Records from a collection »

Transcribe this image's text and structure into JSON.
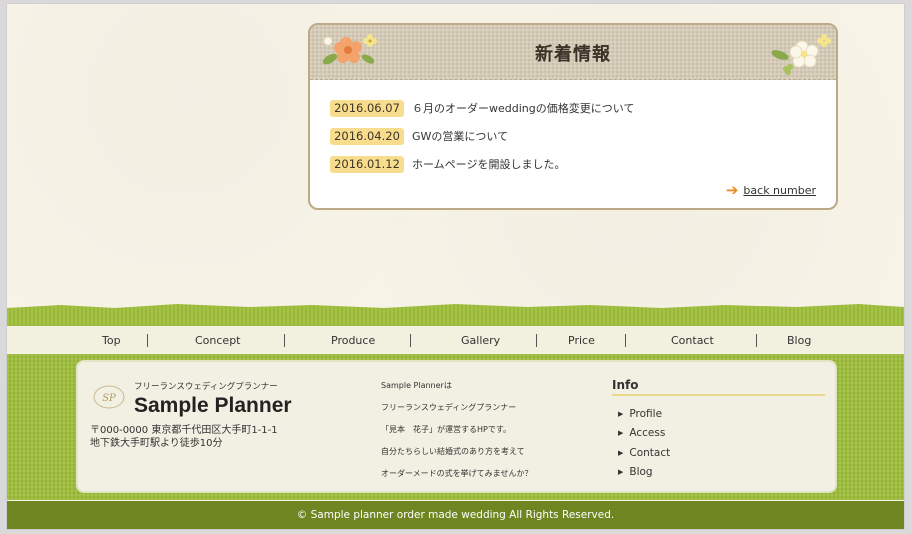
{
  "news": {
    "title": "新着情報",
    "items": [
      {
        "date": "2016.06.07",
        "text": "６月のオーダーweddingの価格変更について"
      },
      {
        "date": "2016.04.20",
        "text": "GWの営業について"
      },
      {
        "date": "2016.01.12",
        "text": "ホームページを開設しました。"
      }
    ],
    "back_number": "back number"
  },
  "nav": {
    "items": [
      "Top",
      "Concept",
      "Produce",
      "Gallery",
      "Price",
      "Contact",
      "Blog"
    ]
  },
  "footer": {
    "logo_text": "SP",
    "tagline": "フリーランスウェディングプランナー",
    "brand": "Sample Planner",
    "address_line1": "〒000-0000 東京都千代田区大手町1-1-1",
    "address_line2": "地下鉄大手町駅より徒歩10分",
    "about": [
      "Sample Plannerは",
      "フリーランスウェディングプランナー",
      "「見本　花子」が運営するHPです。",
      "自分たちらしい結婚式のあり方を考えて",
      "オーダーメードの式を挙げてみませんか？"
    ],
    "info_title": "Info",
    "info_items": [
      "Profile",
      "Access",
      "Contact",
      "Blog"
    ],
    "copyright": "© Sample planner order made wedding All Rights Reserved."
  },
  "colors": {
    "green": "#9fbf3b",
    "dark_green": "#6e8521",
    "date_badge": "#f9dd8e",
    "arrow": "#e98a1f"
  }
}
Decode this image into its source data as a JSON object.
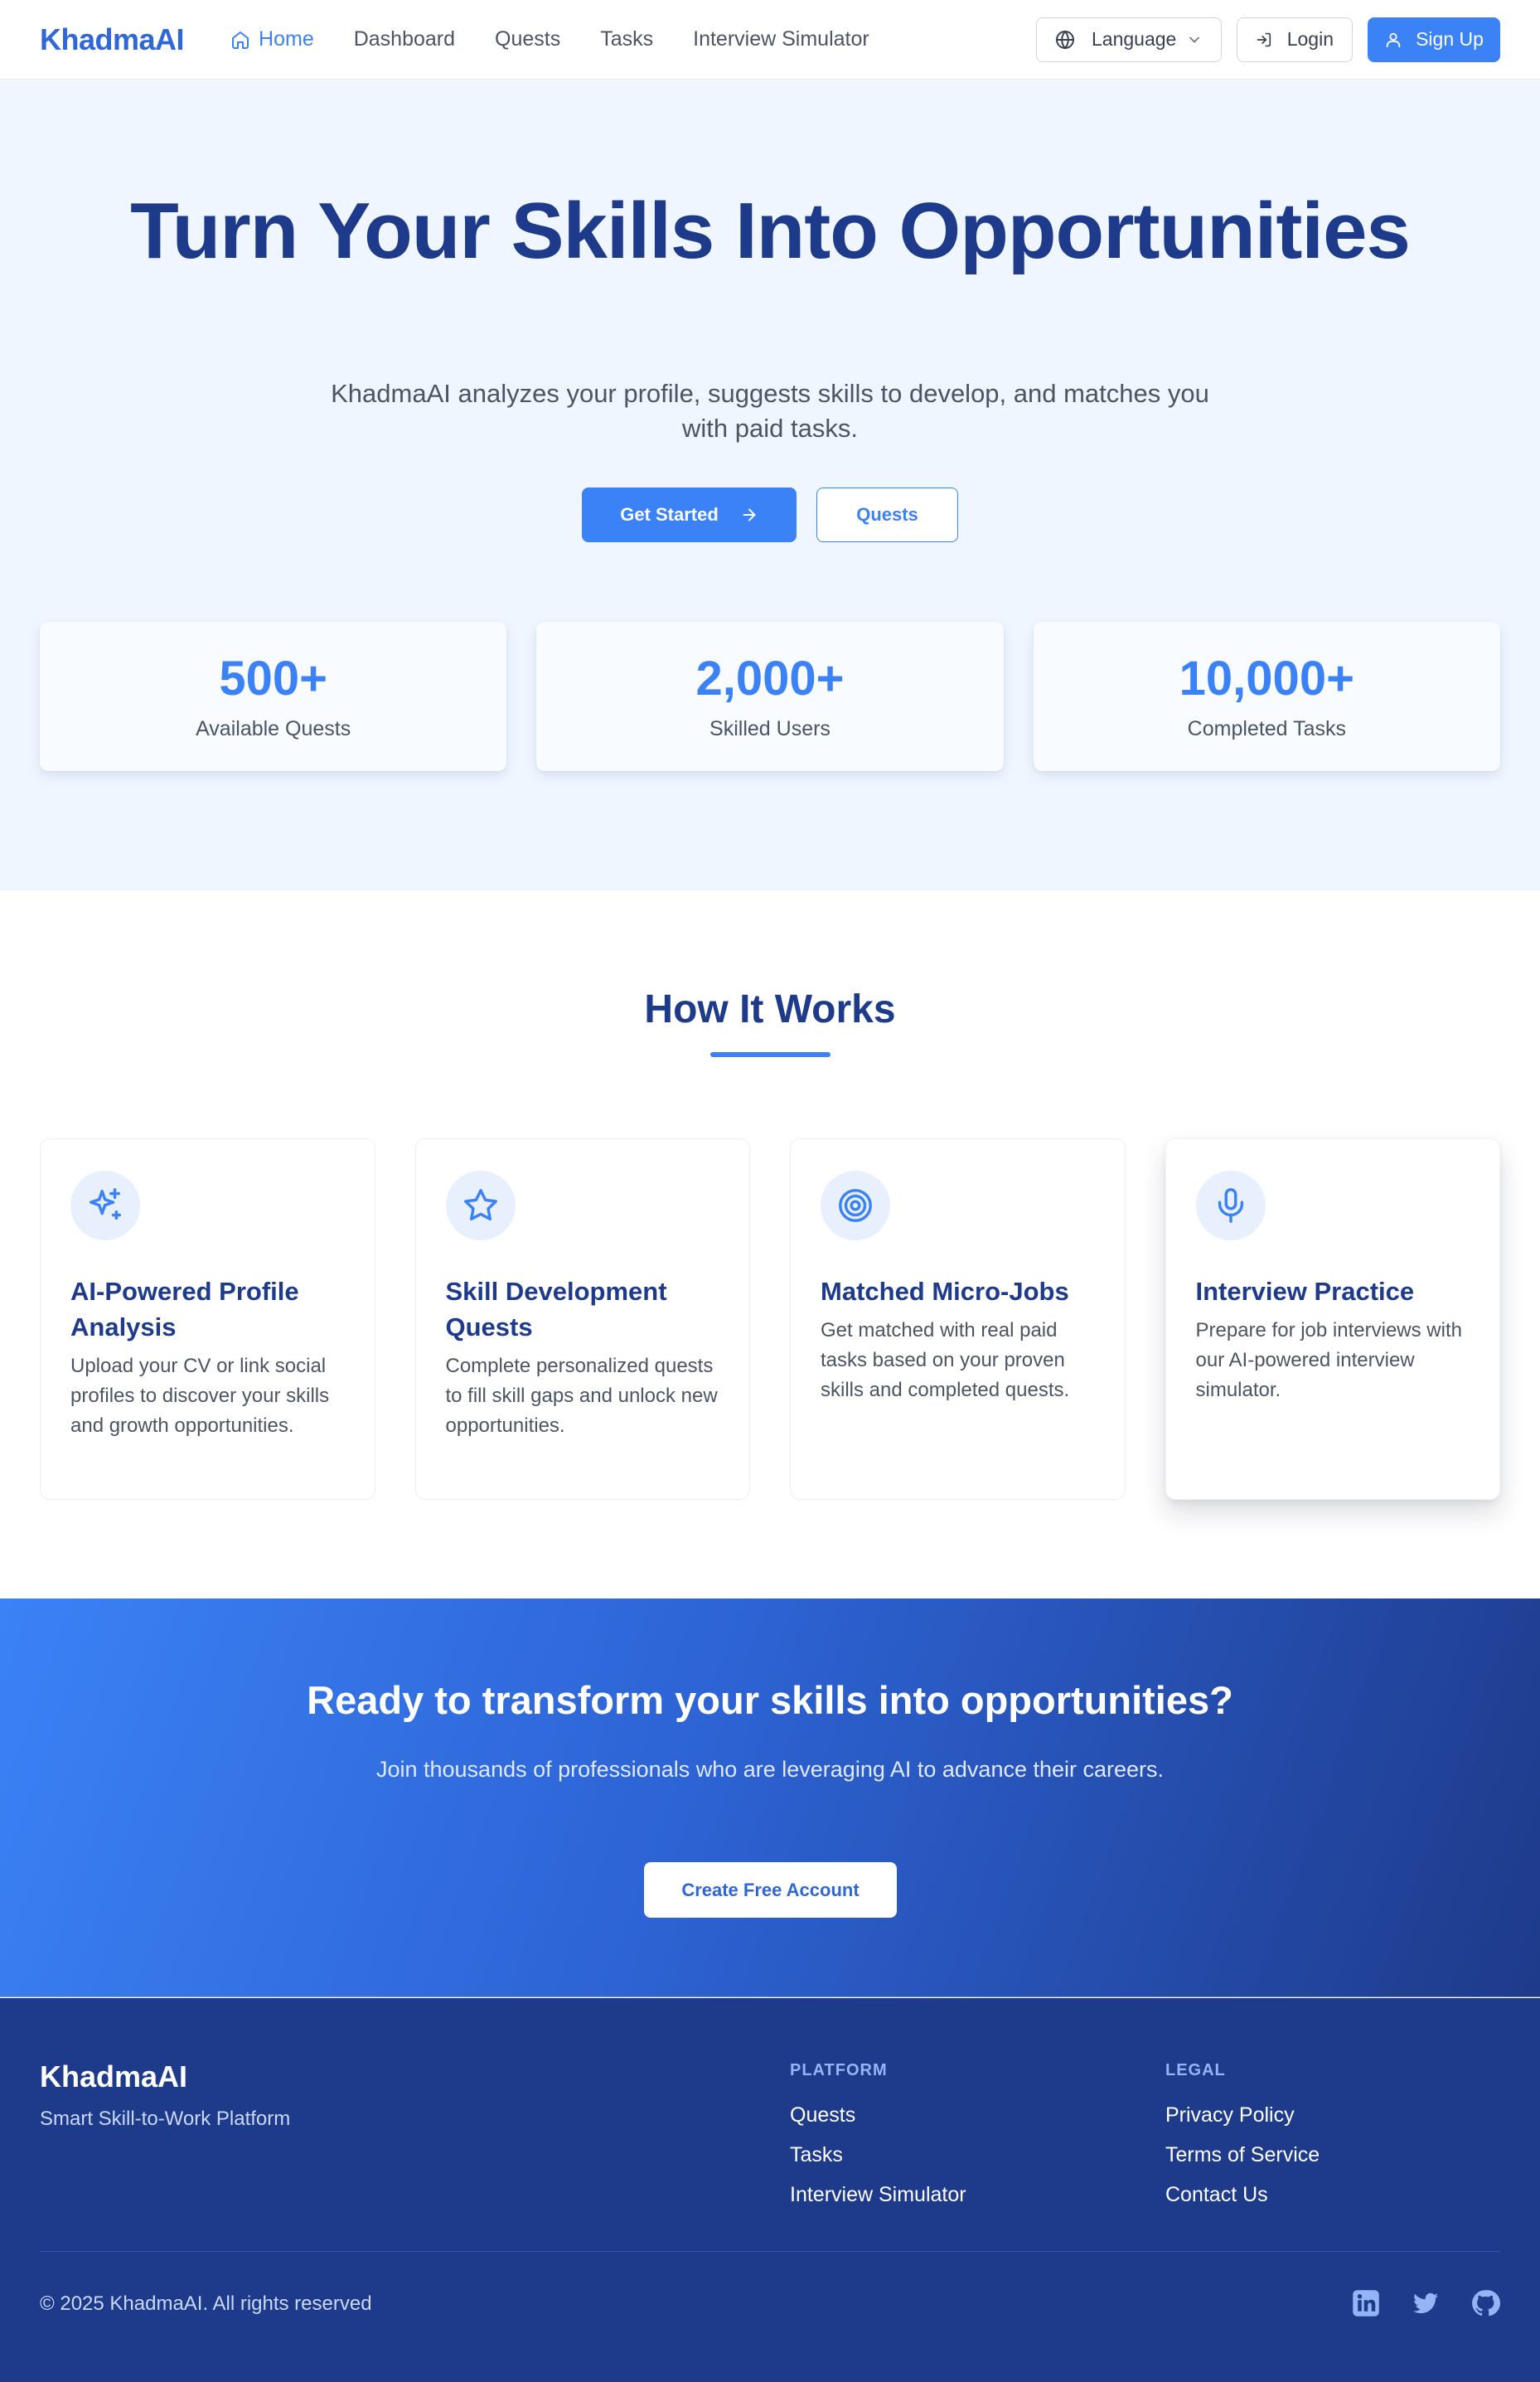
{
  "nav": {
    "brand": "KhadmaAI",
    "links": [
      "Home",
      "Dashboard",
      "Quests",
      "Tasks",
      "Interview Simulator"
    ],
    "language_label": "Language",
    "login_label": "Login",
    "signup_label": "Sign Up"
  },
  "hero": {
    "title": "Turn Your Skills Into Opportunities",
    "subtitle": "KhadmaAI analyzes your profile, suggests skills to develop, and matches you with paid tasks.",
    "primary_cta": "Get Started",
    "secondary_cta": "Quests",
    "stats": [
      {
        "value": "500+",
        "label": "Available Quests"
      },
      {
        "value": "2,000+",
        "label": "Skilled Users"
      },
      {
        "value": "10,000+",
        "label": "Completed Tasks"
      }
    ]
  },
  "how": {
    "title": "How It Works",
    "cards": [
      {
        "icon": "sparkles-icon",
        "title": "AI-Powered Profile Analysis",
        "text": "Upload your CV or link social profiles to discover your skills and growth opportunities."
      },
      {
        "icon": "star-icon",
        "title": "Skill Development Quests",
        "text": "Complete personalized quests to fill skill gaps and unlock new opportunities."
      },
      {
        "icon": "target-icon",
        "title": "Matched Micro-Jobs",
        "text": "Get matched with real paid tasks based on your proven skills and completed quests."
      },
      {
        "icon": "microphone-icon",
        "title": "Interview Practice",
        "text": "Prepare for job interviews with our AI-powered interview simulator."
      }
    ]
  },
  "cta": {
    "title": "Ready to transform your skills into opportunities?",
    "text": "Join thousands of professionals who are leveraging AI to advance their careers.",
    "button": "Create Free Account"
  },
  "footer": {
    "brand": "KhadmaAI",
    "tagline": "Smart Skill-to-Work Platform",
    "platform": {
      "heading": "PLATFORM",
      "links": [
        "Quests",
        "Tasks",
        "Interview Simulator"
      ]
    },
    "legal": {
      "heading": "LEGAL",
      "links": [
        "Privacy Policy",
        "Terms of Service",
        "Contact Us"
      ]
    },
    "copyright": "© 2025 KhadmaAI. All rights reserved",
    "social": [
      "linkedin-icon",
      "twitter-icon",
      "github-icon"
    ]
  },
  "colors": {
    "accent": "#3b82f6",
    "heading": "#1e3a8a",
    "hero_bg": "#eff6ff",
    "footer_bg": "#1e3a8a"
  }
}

---

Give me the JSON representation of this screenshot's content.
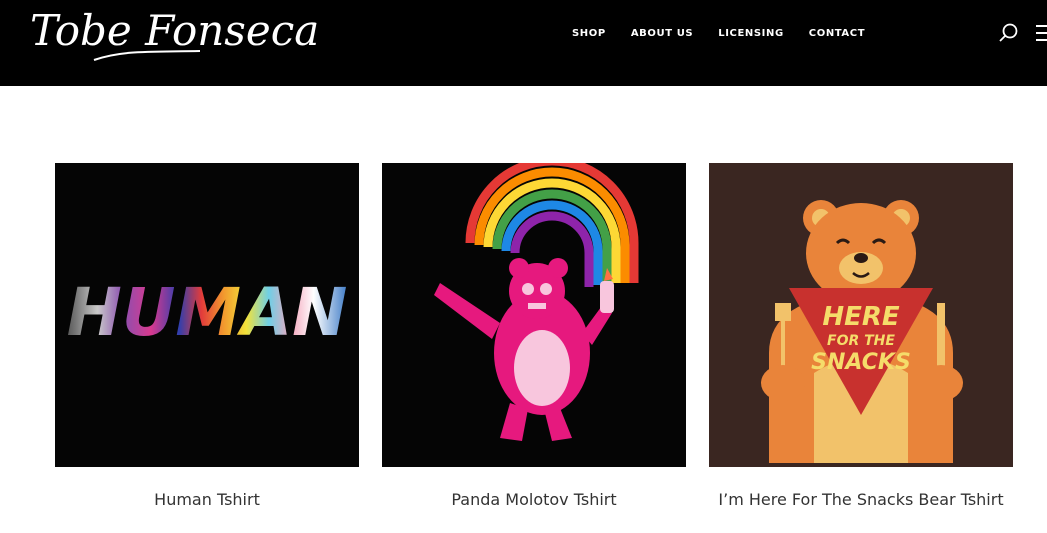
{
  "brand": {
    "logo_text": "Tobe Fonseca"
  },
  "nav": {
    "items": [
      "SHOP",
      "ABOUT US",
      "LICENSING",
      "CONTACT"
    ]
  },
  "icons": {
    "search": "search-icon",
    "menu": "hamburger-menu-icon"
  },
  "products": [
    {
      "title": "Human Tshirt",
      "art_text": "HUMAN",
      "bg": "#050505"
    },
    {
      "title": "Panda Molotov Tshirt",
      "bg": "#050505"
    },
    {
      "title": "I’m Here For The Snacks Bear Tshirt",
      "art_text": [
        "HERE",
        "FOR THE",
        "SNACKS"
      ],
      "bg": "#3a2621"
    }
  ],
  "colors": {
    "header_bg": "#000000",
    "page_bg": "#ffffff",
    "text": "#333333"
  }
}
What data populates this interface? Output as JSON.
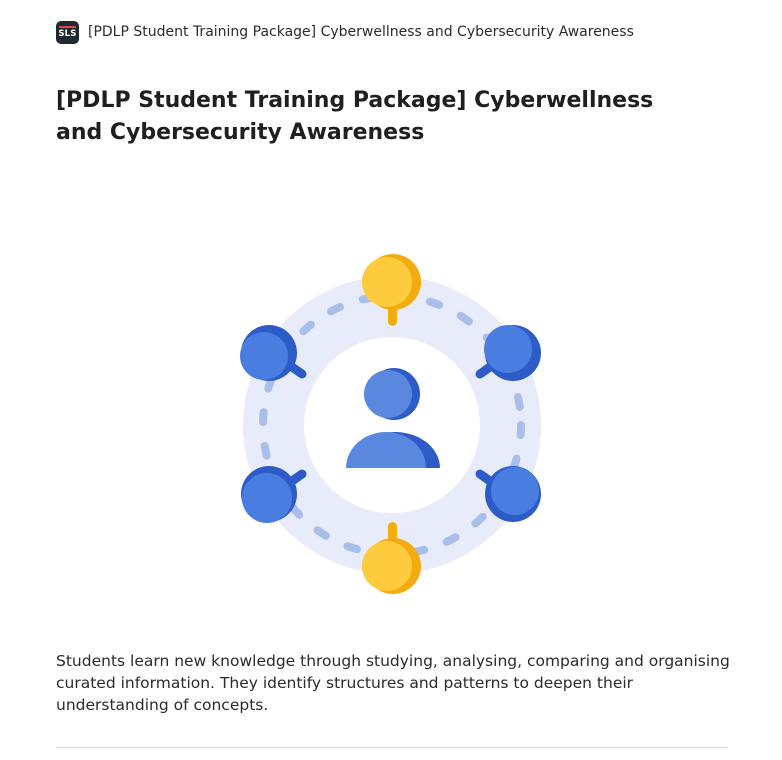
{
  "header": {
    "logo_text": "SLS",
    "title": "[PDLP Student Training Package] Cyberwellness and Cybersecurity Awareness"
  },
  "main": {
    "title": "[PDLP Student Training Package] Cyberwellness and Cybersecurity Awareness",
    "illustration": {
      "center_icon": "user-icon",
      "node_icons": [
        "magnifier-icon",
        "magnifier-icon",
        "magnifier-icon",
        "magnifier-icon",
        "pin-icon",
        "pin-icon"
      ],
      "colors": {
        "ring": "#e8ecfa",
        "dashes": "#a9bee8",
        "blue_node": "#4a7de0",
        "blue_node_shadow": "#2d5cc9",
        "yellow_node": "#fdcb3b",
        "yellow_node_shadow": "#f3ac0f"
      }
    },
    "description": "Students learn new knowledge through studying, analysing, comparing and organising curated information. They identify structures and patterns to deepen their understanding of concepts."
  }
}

* * *

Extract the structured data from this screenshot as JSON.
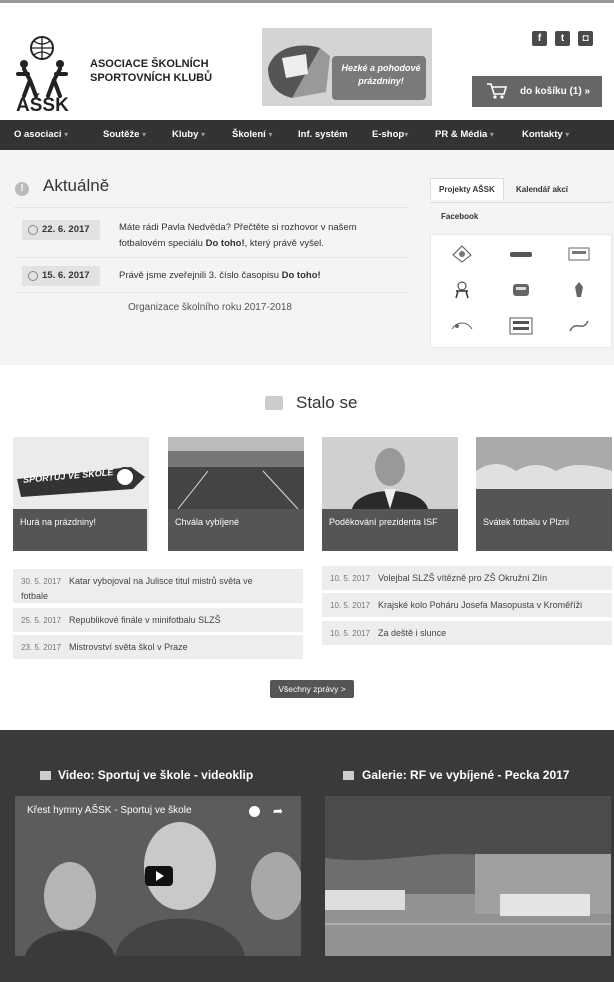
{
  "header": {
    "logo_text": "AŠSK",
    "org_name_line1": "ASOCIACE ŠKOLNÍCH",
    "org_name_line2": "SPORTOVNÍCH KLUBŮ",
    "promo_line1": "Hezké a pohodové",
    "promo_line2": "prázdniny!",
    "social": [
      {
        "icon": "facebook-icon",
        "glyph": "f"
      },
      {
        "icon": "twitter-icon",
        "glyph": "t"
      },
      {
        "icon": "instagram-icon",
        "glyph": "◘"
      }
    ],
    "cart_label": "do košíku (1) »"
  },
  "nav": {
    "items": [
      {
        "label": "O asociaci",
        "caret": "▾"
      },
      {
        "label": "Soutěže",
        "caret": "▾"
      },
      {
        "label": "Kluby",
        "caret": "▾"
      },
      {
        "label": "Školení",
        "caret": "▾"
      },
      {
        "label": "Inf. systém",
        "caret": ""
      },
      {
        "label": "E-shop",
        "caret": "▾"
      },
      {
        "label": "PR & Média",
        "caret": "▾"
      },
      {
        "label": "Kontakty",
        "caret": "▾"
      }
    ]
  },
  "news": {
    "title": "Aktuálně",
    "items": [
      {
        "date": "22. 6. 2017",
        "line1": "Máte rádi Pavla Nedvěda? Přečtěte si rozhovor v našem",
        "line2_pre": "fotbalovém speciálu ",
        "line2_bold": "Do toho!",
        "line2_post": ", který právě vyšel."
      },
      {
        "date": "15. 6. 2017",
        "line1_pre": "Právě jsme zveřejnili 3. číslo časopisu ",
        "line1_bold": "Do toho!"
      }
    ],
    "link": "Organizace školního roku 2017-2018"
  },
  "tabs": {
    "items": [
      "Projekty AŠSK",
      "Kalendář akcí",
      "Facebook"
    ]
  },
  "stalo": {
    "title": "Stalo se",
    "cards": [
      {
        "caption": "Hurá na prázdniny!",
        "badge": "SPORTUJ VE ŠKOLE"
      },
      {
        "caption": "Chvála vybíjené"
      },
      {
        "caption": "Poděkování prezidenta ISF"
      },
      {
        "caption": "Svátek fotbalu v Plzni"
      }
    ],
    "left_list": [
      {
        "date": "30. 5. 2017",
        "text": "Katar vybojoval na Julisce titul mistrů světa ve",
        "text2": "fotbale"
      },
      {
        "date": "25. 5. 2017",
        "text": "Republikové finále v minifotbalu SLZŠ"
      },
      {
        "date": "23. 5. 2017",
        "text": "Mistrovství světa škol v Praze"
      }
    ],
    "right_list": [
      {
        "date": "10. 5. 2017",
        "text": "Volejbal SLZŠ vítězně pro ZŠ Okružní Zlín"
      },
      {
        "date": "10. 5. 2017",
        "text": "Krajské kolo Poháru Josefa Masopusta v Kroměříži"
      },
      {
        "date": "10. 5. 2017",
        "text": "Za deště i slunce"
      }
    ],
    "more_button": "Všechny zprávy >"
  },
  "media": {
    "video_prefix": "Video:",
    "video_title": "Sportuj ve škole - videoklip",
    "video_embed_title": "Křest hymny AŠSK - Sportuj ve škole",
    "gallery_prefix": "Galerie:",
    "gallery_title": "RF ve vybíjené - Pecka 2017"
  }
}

WHAT THE TASK ASKS »
Which lines contain the word "Cyberwellness"? Copy each of them.

TASK SOLUTION »
    "title": "[PDLP Student Training Package] Cyberwellness and Cybersecurity Awareness"
    "title": "[PDLP Student Training Package] Cyberwellness and Cybersecurity Awareness",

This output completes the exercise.